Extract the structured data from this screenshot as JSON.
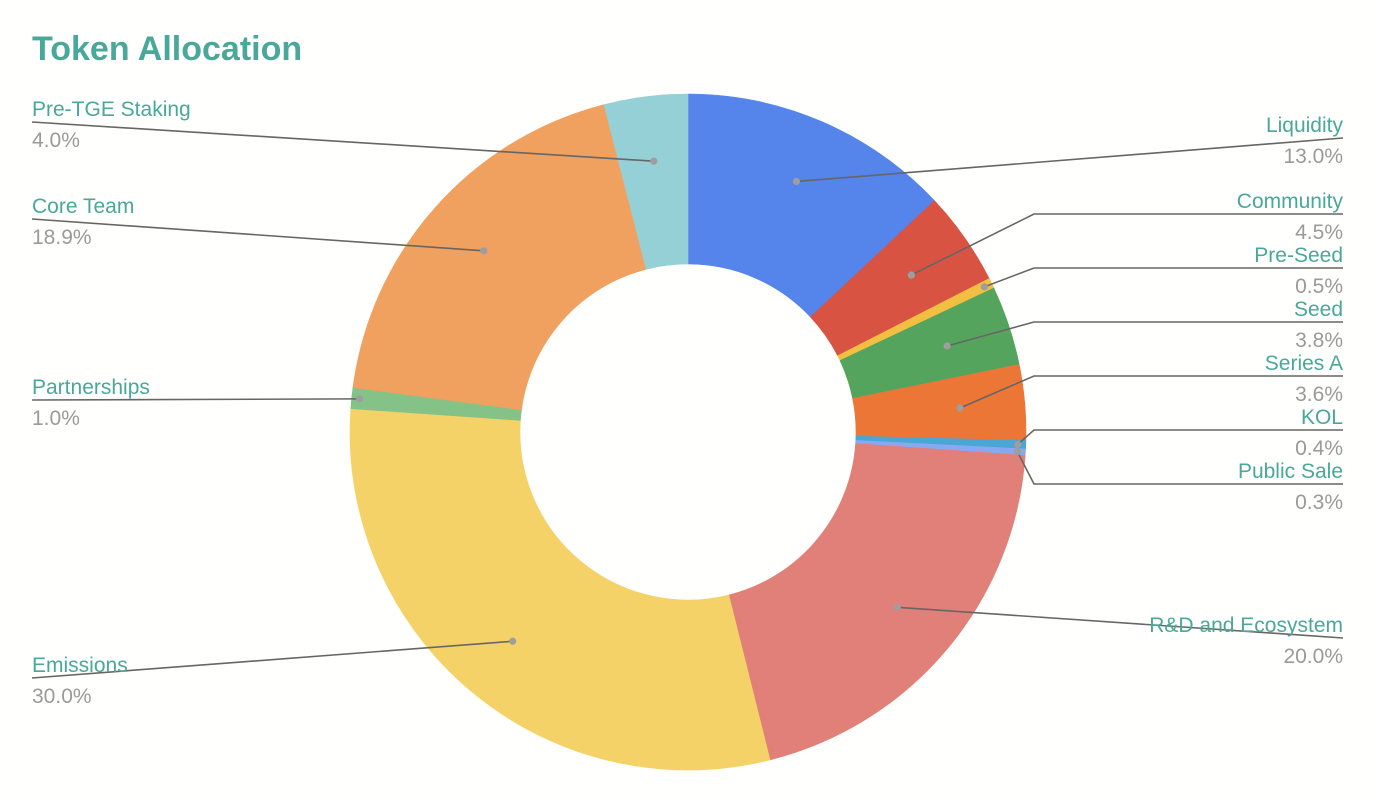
{
  "chart_data": {
    "type": "pie",
    "donut": true,
    "title": "Token Allocation",
    "legend": "none",
    "colors": {
      "title": "#4aa89a",
      "label_name": "#4aa89a",
      "label_value": "#9a9a9a",
      "leader_line": "#666666",
      "leader_dot": "#9e9e9e",
      "background": "#fffffd"
    },
    "slices": [
      {
        "name": "Liquidity",
        "value": 13.0,
        "label": "13.0%",
        "color": "#5584ea"
      },
      {
        "name": "Community",
        "value": 4.5,
        "label": "4.5%",
        "color": "#d95343"
      },
      {
        "name": "Pre-Seed",
        "value": 0.5,
        "label": "0.5%",
        "color": "#f3bf42"
      },
      {
        "name": "Seed",
        "value": 3.8,
        "label": "3.8%",
        "color": "#55a45e"
      },
      {
        "name": "Series A",
        "value": 3.6,
        "label": "3.6%",
        "color": "#ec7636"
      },
      {
        "name": "KOL",
        "value": 0.4,
        "label": "0.4%",
        "color": "#4aa7d3"
      },
      {
        "name": "Public Sale",
        "value": 0.3,
        "label": "0.3%",
        "color": "#8aa8f2"
      },
      {
        "name": "R&D and Ecosystem",
        "value": 20.0,
        "label": "20.0%",
        "color": "#e08078"
      },
      {
        "name": "Emissions",
        "value": 30.0,
        "label": "30.0%",
        "color": "#f4d268"
      },
      {
        "name": "Partnerships",
        "value": 1.0,
        "label": "1.0%",
        "color": "#85c287"
      },
      {
        "name": "Core Team",
        "value": 18.9,
        "label": "18.9%",
        "color": "#f0a05f"
      },
      {
        "name": "Pre-TGE Staking",
        "value": 4.0,
        "label": "4.0%",
        "color": "#96d0d7"
      }
    ]
  }
}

▶ _Task to carry out_: Copy every line of the listing that contains the word "title".

▶ _Solution_:
    "title": "Token Allocation",
      "title": "#4aa89a",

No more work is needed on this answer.